:: TASK STATEMENT ::
Transcribe the entries below exactly; leave every image out.

-- start AVAILABLE DATA --

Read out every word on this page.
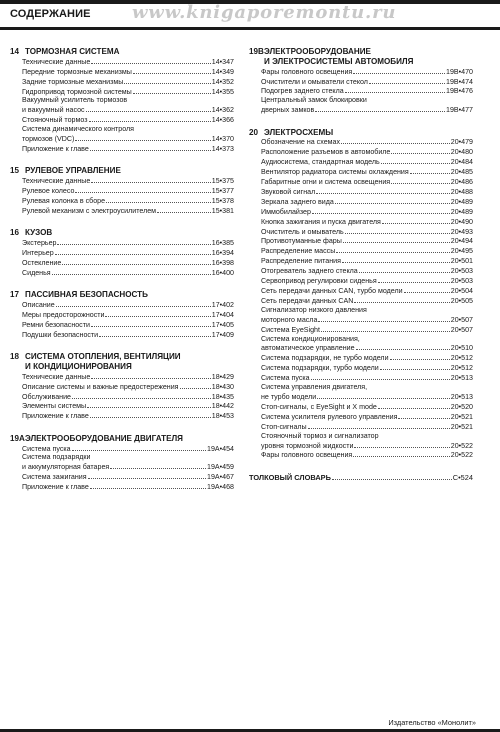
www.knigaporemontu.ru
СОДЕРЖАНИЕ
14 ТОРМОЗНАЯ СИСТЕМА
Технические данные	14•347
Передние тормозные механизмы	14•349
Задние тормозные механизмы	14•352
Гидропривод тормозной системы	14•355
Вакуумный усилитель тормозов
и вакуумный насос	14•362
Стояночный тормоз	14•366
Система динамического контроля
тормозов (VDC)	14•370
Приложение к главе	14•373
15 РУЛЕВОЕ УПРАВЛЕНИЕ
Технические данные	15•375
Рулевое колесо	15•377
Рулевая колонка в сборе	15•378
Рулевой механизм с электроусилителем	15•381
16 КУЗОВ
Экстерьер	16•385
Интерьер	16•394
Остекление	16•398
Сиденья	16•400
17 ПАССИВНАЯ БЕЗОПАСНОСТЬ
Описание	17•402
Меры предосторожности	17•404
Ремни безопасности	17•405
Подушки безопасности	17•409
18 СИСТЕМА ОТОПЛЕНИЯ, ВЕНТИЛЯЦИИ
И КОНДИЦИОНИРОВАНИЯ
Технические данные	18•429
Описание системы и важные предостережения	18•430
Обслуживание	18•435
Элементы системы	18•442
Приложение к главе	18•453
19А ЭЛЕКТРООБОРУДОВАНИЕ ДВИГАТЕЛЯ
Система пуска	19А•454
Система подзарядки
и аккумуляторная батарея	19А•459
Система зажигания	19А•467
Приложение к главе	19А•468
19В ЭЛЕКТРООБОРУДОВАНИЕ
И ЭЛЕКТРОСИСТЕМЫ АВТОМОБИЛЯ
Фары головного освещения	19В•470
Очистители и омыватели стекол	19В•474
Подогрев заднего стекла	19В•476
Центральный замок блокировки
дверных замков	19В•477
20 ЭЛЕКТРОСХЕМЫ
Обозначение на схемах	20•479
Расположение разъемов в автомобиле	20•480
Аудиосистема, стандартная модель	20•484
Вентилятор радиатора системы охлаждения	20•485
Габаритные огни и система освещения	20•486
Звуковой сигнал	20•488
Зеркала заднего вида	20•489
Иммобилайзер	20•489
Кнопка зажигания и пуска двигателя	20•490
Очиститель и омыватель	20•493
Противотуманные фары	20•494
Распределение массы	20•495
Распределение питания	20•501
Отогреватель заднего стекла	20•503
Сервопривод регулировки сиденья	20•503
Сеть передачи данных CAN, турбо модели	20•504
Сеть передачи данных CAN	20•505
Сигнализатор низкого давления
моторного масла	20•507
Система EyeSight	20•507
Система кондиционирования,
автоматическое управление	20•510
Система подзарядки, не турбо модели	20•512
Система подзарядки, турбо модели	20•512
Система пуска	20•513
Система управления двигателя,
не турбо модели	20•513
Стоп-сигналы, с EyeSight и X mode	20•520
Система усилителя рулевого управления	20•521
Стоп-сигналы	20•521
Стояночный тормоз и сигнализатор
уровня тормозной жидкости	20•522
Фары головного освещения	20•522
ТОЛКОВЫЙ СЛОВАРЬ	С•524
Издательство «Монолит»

-- end AVAILABLE DATA --

:: OUTPUT FOR THIS EXERCISE ::
Read out every word on this page.
www.knigaporemontu.ru
СОДЕРЖАНИЕ
14 ТОРМОЗНАЯ СИСТЕМА
Технические данные	14•347
Передние тормозные механизмы	14•349
Задние тормозные механизмы	14•352
Гидропривод тормозной системы	14•355
Вакуумный усилитель тормозов
и вакуумный насос	14•362
Стояночный тормоз	14•366
Система динамического контроля
тормозов (VDC)	14•370
Приложение к главе	14•373
15 РУЛЕВОЕ УПРАВЛЕНИЕ
Технические данные	15•375
Рулевое колесо	15•377
Рулевая колонка в сборе	15•378
Рулевой механизм с электроусилителем	15•381
16 КУЗОВ
Экстерьер	16•385
Интерьер	16•394
Остекление	16•398
Сиденья	16•400
17 ПАССИВНАЯ БЕЗОПАСНОСТЬ
Описание	17•402
Меры предосторожности	17•404
Ремни безопасности	17•405
Подушки безопасности	17•409
18 СИСТЕМА ОТОПЛЕНИЯ, ВЕНТИЛЯЦИИ
И КОНДИЦИОНИРОВАНИЯ
Технические данные	18•429
Описание системы и важные предостережения	18•430
Обслуживание	18•435
Элементы системы	18•442
Приложение к главе	18•453
19А ЭЛЕКТРООБОРУДОВАНИЕ ДВИГАТЕЛЯ
Система пуска	19А•454
Система подзарядки
и аккумуляторная батарея	19А•459
Система зажигания	19А•467
Приложение к главе	19А•468
19В ЭЛЕКТРООБОРУДОВАНИЕ
И ЭЛЕКТРОСИСТЕМЫ АВТОМОБИЛЯ
Фары головного освещения	19В•470
Очистители и омыватели стекол	19В•474
Подогрев заднего стекла	19В•476
Центральный замок блокировки
дверных замков	19В•477
20 ЭЛЕКТРОСХЕМЫ
Обозначение на схемах	20•479
Расположение разъемов в автомобиле	20•480
Аудиосистема, стандартная модель	20•484
Вентилятор радиатора системы охлаждения	20•485
Габаритные огни и система освещения	20•486
Звуковой сигнал	20•488
Зеркала заднего вида	20•489
Иммобилайзер	20•489
Кнопка зажигания и пуска двигателя	20•490
Очиститель и омыватель	20•493
Противотуманные фары	20•494
Распределение массы	20•495
Распределение питания	20•501
Отогреватель заднего стекла	20•503
Сервопривод регулировки сиденья	20•503
Сеть передачи данных CAN, турбо модели	20•504
Сеть передачи данных CAN	20•505
Сигнализатор низкого давления
моторного масла	20•507
Система EyeSight	20•507
Система кондиционирования,
автоматическое управление	20•510
Система подзарядки, не турбо модели	20•512
Система подзарядки, турбо модели	20•512
Система пуска	20•513
Система управления двигателя,
не турбо модели	20•513
Стоп-сигналы, с EyeSight и X mode	20•520
Система усилителя рулевого управления	20•521
Стоп-сигналы	20•521
Стояночный тормоз и сигнализатор
уровня тормозной жидкости	20•522
Фары головного освещения	20•522
ТОЛКОВЫЙ СЛОВАРЬ	С•524
Издательство «Монолит»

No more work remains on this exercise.